## EXERCISE REQUIREMENTS
Copy out each line in the material below that has the word "role".

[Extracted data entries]
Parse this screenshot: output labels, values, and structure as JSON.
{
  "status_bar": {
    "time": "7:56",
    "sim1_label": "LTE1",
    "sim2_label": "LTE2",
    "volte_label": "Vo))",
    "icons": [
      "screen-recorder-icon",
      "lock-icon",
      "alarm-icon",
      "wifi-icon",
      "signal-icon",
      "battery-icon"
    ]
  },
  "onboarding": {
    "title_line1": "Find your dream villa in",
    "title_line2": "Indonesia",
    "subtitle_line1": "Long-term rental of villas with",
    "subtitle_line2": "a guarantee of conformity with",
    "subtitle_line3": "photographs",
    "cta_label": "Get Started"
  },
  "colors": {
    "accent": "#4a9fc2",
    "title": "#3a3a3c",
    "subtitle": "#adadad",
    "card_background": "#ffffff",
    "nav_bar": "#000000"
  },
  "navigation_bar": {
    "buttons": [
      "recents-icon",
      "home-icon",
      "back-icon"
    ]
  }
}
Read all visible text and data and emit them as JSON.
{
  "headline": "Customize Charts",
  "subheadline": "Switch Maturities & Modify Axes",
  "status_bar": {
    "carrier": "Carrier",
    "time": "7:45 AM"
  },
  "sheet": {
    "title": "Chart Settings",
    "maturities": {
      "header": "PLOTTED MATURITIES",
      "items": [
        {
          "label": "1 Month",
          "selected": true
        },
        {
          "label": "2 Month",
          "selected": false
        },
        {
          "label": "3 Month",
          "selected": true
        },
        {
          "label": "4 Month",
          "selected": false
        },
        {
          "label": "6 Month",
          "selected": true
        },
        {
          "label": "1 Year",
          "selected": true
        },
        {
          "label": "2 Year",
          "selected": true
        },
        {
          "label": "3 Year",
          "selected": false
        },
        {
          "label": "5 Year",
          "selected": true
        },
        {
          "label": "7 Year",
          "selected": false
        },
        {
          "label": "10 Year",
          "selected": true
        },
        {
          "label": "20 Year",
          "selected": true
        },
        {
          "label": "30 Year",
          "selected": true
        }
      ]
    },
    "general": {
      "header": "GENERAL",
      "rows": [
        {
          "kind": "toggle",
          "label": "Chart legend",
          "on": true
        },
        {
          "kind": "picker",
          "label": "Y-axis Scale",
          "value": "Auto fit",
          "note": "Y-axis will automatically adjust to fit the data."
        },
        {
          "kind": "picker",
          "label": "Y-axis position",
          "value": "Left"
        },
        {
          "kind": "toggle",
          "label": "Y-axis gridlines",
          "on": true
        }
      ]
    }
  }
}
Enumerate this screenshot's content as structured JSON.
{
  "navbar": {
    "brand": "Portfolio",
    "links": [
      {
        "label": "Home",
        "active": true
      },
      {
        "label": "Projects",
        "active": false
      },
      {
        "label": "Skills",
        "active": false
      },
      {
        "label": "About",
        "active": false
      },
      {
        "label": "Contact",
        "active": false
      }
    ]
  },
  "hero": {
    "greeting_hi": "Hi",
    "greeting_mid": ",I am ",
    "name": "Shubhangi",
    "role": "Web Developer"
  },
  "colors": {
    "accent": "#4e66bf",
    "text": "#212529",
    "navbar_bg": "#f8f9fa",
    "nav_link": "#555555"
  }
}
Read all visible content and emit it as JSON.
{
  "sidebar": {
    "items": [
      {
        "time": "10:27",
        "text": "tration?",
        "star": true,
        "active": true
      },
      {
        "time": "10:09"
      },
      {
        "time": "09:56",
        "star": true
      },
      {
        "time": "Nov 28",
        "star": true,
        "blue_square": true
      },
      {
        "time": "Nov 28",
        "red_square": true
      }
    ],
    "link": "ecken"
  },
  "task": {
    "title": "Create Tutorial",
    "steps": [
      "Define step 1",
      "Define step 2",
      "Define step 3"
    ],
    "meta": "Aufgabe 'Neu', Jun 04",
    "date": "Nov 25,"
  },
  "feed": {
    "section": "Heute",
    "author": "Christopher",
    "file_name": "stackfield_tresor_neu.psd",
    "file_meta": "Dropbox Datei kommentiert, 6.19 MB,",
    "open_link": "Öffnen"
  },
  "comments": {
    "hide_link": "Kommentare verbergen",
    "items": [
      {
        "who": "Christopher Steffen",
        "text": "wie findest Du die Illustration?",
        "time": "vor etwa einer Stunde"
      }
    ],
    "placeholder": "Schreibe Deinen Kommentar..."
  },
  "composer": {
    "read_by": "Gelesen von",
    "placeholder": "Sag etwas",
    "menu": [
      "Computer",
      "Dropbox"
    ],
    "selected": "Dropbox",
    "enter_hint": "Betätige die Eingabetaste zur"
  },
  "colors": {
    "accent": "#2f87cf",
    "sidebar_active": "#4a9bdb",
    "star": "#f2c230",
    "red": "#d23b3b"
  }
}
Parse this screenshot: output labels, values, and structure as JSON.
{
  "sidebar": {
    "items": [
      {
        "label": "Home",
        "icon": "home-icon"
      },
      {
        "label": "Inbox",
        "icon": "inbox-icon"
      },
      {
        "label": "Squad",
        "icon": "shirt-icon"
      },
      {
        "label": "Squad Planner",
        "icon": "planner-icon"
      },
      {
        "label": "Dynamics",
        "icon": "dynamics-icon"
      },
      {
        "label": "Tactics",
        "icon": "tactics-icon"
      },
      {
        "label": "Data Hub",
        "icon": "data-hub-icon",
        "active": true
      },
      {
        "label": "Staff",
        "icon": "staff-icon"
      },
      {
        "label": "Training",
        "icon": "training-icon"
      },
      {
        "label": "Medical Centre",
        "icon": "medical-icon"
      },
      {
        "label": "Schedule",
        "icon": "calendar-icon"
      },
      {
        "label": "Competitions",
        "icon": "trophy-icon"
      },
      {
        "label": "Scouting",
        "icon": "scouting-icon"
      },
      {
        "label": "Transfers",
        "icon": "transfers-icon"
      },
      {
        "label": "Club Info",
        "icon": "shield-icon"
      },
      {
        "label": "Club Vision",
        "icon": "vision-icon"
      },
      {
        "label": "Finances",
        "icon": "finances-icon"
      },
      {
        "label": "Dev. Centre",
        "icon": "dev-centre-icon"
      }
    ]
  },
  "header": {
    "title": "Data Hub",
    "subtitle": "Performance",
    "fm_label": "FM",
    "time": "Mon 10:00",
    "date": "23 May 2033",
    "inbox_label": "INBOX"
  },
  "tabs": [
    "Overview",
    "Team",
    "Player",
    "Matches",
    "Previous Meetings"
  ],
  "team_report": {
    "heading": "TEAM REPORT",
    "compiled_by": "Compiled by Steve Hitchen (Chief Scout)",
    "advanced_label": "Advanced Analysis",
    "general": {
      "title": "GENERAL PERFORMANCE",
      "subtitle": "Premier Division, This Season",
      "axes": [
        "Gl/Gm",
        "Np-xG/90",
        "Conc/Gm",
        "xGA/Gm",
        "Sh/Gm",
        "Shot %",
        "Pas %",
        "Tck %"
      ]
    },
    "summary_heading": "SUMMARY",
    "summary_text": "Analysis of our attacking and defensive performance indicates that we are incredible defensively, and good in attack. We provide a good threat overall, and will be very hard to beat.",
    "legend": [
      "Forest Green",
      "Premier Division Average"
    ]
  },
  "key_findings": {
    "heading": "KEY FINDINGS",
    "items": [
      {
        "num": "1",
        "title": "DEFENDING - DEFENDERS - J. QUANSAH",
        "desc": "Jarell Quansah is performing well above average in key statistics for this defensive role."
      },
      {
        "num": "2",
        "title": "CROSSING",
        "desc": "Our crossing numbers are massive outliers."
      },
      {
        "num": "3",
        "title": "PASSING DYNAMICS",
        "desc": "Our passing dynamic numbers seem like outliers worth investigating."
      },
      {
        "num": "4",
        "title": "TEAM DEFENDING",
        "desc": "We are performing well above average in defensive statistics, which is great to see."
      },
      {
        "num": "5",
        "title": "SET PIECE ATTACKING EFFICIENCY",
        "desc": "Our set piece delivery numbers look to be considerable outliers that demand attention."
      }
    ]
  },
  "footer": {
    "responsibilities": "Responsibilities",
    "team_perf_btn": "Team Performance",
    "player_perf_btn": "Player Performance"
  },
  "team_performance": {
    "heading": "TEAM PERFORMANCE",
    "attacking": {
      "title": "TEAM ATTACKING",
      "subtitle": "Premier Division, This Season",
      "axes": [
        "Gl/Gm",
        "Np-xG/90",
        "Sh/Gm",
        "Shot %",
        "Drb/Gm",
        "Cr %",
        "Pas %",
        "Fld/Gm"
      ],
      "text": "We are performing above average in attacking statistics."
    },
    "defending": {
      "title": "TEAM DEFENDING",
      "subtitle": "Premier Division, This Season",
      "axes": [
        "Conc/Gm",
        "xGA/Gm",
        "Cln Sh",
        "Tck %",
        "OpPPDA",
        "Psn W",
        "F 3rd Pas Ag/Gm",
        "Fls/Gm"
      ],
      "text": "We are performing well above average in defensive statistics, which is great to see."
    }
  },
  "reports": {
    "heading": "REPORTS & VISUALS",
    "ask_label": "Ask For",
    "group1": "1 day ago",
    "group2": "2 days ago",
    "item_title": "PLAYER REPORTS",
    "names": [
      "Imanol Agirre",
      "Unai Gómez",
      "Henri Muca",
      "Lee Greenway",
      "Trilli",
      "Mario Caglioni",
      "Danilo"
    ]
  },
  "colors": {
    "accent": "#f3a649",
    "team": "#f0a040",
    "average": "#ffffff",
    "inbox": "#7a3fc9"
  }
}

## RESPONSE TO THE EXERCISE
    "role": "Web Developer"
        "desc": "Jarell Quansah is performing well above average in key statistics for this defensive role."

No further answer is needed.